_DIRECTIONS FOR THIS TASK_
Every line of the material is to be repeated exactly as it stands.

[Collection entries]
╭──

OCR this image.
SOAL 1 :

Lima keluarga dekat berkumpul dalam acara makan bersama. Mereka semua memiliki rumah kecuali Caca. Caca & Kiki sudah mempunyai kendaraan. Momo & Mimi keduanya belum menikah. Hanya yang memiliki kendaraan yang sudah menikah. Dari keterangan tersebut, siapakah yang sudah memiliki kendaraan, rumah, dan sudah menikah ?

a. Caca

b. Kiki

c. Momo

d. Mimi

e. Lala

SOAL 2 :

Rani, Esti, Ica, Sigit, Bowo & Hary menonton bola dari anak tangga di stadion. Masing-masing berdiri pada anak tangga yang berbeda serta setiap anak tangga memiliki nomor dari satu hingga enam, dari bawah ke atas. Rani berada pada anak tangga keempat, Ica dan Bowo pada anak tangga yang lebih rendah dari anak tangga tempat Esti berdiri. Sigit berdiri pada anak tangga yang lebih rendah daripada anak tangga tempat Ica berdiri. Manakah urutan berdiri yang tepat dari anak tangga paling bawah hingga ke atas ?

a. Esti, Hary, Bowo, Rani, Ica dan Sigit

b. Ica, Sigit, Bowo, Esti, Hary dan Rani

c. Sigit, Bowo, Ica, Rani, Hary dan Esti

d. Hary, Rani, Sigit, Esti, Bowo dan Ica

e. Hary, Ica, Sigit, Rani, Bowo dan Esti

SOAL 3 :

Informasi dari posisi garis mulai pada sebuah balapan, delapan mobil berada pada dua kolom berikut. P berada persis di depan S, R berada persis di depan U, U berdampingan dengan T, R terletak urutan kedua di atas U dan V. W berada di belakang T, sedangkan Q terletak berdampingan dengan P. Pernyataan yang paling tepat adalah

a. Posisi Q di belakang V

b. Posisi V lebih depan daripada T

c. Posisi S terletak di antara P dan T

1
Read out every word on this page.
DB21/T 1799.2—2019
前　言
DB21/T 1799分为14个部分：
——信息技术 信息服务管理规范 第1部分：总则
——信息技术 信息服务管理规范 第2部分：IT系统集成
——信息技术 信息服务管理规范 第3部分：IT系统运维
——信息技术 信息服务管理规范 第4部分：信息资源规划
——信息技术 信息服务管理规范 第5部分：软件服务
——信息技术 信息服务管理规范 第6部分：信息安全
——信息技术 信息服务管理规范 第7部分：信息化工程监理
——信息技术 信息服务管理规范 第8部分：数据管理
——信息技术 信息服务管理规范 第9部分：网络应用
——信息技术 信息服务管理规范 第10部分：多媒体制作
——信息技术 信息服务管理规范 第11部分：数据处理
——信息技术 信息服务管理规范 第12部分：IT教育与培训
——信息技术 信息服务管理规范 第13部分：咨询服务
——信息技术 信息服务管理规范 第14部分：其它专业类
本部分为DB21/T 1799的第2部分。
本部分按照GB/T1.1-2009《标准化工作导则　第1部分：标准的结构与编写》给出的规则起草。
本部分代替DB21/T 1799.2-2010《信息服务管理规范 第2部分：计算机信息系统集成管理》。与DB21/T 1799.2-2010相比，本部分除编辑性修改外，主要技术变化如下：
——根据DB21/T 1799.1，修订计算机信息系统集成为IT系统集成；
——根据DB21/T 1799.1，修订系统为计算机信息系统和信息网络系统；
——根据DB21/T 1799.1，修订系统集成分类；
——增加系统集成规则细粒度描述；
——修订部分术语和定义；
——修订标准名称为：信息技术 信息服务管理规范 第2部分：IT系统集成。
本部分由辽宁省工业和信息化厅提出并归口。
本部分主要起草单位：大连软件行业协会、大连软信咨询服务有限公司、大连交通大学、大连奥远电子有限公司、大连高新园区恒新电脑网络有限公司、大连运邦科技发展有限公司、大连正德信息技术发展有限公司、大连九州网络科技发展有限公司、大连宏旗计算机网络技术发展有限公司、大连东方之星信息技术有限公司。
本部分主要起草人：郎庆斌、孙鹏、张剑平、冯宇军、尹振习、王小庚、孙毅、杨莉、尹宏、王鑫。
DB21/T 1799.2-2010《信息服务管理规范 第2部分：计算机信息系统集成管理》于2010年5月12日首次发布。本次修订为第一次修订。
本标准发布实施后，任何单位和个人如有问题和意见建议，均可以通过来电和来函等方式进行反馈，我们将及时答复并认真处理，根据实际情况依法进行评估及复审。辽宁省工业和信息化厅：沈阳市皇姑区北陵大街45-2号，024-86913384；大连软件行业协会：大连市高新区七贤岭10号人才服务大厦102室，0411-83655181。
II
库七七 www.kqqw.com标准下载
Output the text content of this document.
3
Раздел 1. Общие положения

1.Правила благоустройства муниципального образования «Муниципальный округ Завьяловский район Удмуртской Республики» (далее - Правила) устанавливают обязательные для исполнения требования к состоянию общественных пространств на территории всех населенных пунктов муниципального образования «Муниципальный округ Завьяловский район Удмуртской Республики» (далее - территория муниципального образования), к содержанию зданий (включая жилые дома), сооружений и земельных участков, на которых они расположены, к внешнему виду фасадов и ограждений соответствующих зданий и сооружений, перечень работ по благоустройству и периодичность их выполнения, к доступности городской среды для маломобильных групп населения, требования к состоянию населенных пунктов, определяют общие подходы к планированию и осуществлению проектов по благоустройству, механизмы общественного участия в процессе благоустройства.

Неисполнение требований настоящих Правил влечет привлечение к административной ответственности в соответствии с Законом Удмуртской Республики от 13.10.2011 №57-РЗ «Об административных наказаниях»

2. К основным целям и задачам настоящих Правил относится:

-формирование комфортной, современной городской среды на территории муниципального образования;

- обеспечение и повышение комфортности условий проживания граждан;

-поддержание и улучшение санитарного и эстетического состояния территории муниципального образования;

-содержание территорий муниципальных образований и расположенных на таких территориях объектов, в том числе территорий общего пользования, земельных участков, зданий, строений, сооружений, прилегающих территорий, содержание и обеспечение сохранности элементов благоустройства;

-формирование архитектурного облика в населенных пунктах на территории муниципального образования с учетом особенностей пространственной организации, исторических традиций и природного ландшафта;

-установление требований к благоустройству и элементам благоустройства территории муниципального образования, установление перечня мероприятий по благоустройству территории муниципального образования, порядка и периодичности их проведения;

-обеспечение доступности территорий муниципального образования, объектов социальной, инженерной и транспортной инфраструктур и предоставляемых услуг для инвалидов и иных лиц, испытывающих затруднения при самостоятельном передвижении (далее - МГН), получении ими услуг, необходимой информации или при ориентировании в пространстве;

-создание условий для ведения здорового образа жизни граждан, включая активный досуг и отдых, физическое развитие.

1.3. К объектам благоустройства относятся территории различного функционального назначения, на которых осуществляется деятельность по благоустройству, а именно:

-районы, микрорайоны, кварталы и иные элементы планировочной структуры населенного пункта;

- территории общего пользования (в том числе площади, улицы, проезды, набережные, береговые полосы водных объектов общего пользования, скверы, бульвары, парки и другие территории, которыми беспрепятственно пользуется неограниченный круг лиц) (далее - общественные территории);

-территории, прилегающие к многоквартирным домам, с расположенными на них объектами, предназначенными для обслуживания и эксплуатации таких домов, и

╰──

_THE COMPLETED TASK_
OCR this image.
SOAL 1 :

Lima keluarga dekat berkumpul dalam acara makan bersama. Mereka semua memiliki rumah kecuali Caca. Caca & Kiki sudah mempunyai kendaraan. Momo & Mimi keduanya belum menikah. Hanya yang memiliki kendaraan yang sudah menikah. Dari keterangan tersebut, siapakah yang sudah memiliki kendaraan, rumah, dan sudah menikah ?

a. Caca

b. Kiki

c. Momo

d. Mimi

e. Lala

SOAL 2 :

Rani, Esti, Ica, Sigit, Bowo & Hary menonton bola dari anak tangga di stadion. Masing-masing berdiri pada anak tangga yang berbeda serta setiap anak tangga memiliki nomor dari satu hingga enam, dari bawah ke atas. Rani berada pada anak tangga keempat, Ica dan Bowo pada anak tangga yang lebih rendah dari anak tangga tempat Esti berdiri. Sigit berdiri pada anak tangga yang lebih rendah daripada anak tangga tempat Ica berdiri. Manakah urutan berdiri yang tepat dari anak tangga paling bawah hingga ke atas ?

a. Esti, Hary, Bowo, Rani, Ica dan Sigit

b. Ica, Sigit, Bowo, Esti, Hary dan Rani

c. Sigit, Bowo, Ica, Rani, Hary dan Esti

d. Hary, Rani, Sigit, Esti, Bowo dan Ica

e. Hary, Ica, Sigit, Rani, Bowo dan Esti

SOAL 3 :

Informasi dari posisi garis mulai pada sebuah balapan, delapan mobil berada pada dua kolom berikut. P berada persis di depan S, R berada persis di depan U, U berdampingan dengan T, R terletak urutan kedua di atas U dan V. W berada di belakang T, sedangkan Q terletak berdampingan dengan P. Pernyataan yang paling tepat adalah

a. Posisi Q di belakang V

b. Posisi V lebih depan daripada T

c. Posisi S terletak di antara P dan T

1
Read out every word on this page.
DB21/T 1799.2—2019
前　言
DB21/T 1799分为14个部分：
——信息技术 信息服务管理规范 第1部分：总则
——信息技术 信息服务管理规范 第2部分：IT系统集成
——信息技术 信息服务管理规范 第3部分：IT系统运维
——信息技术 信息服务管理规范 第4部分：信息资源规划
——信息技术 信息服务管理规范 第5部分：软件服务
——信息技术 信息服务管理规范 第6部分：信息安全
——信息技术 信息服务管理规范 第7部分：信息化工程监理
——信息技术 信息服务管理规范 第8部分：数据管理
——信息技术 信息服务管理规范 第9部分：网络应用
——信息技术 信息服务管理规范 第10部分：多媒体制作
——信息技术 信息服务管理规范 第11部分：数据处理
——信息技术 信息服务管理规范 第12部分：IT教育与培训
——信息技术 信息服务管理规范 第13部分：咨询服务
——信息技术 信息服务管理规范 第14部分：其它专业类
本部分为DB21/T 1799的第2部分。
本部分按照GB/T1.1-2009《标准化工作导则　第1部分：标准的结构与编写》给出的规则起草。
本部分代替DB21/T 1799.2-2010《信息服务管理规范 第2部分：计算机信息系统集成管理》。与DB21/T 1799.2-2010相比，本部分除编辑性修改外，主要技术变化如下：
——根据DB21/T 1799.1，修订计算机信息系统集成为IT系统集成；
——根据DB21/T 1799.1，修订系统为计算机信息系统和信息网络系统；
——根据DB21/T 1799.1，修订系统集成分类；
——增加系统集成规则细粒度描述；
——修订部分术语和定义；
——修订标准名称为：信息技术 信息服务管理规范 第2部分：IT系统集成。
本部分由辽宁省工业和信息化厅提出并归口。
本部分主要起草单位：大连软件行业协会、大连软信咨询服务有限公司、大连交通大学、大连奥远电子有限公司、大连高新园区恒新电脑网络有限公司、大连运邦科技发展有限公司、大连正德信息技术发展有限公司、大连九州网络科技发展有限公司、大连宏旗计算机网络技术发展有限公司、大连东方之星信息技术有限公司。
本部分主要起草人：郎庆斌、孙鹏、张剑平、冯宇军、尹振习、王小庚、孙毅、杨莉、尹宏、王鑫。
DB21/T 1799.2-2010《信息服务管理规范 第2部分：计算机信息系统集成管理》于2010年5月12日首次发布。本次修订为第一次修订。
本标准发布实施后，任何单位和个人如有问题和意见建议，均可以通过来电和来函等方式进行反馈，我们将及时答复并认真处理，根据实际情况依法进行评估及复审。辽宁省工业和信息化厅：沈阳市皇姑区北陵大街45-2号，024-86913384；大连软件行业协会：大连市高新区七贤岭10号人才服务大厦102室，0411-83655181。
II
库七七 www.kqqw.com标准下载
Output the text content of this document.
3
Раздел 1. Общие положения

1.Правила благоустройства муниципального образования «Муниципальный округ Завьяловский район Удмуртской Республики» (далее - Правила) устанавливают обязательные для исполнения требования к состоянию общественных пространств на территории всех населенных пунктов муниципального образования «Муниципальный округ Завьяловский район Удмуртской Республики» (далее - территория муниципального образования), к содержанию зданий (включая жилые дома), сооружений и земельных участков, на которых они расположены, к внешнему виду фасадов и ограждений соответствующих зданий и сооружений, перечень работ по благоустройству и периодичность их выполнения, к доступности городской среды для маломобильных групп населения, требования к состоянию населенных пунктов, определяют общие подходы к планированию и осуществлению проектов по благоустройству, механизмы общественного участия в процессе благоустройства.

Неисполнение требований настоящих Правил влечет привлечение к административной ответственности в соответствии с Законом Удмуртской Республики от 13.10.2011 №57-РЗ «Об административных наказаниях»

2. К основным целям и задачам настоящих Правил относится:

-формирование комфортной, современной городской среды на территории муниципального образования;

- обеспечение и повышение комфортности условий проживания граждан;

-поддержание и улучшение санитарного и эстетического состояния территории муниципального образования;

-содержание территорий муниципальных образований и расположенных на таких территориях объектов, в том числе территорий общего пользования, земельных участков, зданий, строений, сооружений, прилегающих территорий, содержание и обеспечение сохранности элементов благоустройства;

-формирование архитектурного облика в населенных пунктах на территории муниципального образования с учетом особенностей пространственной организации, исторических традиций и природного ландшафта;

-установление требований к благоустройству и элементам благоустройства территории муниципального образования, установление перечня мероприятий по благоустройству территории муниципального образования, порядка и периодичности их проведения;

-обеспечение доступности территорий муниципального образования, объектов социальной, инженерной и транспортной инфраструктур и предоставляемых услуг для инвалидов и иных лиц, испытывающих затруднения при самостоятельном передвижении (далее - МГН), получении ими услуг, необходимой информации или при ориентировании в пространстве;

-создание условий для ведения здорового образа жизни граждан, включая активный досуг и отдых, физическое развитие.

1.3. К объектам благоустройства относятся территории различного функционального назначения, на которых осуществляется деятельность по благоустройству, а именно:

-районы, микрорайоны, кварталы и иные элементы планировочной структуры населенного пункта;

- территории общего пользования (в том числе площади, улицы, проезды, набережные, береговые полосы водных объектов общего пользования, скверы, бульвары, парки и другие территории, которыми беспрепятственно пользуется неограниченный круг лиц) (далее - общественные территории);

-территории, прилегающие к многоквартирным домам, с расположенными на них объектами, предназначенными для обслуживания и эксплуатации таких домов, и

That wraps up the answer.